-- Begin EXTRACTED MATERIAL --

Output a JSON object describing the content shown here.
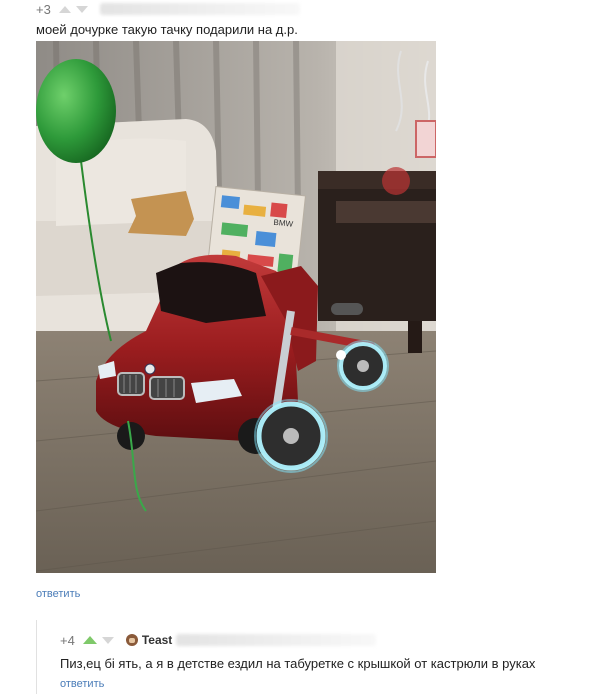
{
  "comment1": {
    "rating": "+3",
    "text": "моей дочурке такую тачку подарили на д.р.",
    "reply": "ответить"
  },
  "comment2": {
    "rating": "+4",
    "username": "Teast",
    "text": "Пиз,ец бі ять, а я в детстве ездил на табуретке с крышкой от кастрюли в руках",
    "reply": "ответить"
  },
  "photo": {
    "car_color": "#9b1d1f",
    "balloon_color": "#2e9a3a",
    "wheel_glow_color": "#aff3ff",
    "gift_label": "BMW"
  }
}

-- End EXTRACTED MATERIAL --

STATED GOAL -
Retype every record above exactly as written, but leave out the pictures.

EXERCISE OUTPUT -
Output a JSON object describing the content shown here.
{
  "comment1": {
    "rating": "+3",
    "text": "моей дочурке такую тачку подарили на д.р.",
    "reply": "ответить"
  },
  "comment2": {
    "rating": "+4",
    "username": "Teast",
    "text": "Пиз,ец бі ять, а я в детстве ездил на табуретке с крышкой от кастрюли в руках",
    "reply": "ответить"
  },
  "photo": {
    "car_color": "#9b1d1f",
    "balloon_color": "#2e9a3a",
    "wheel_glow_color": "#aff3ff",
    "gift_label": "BMW"
  }
}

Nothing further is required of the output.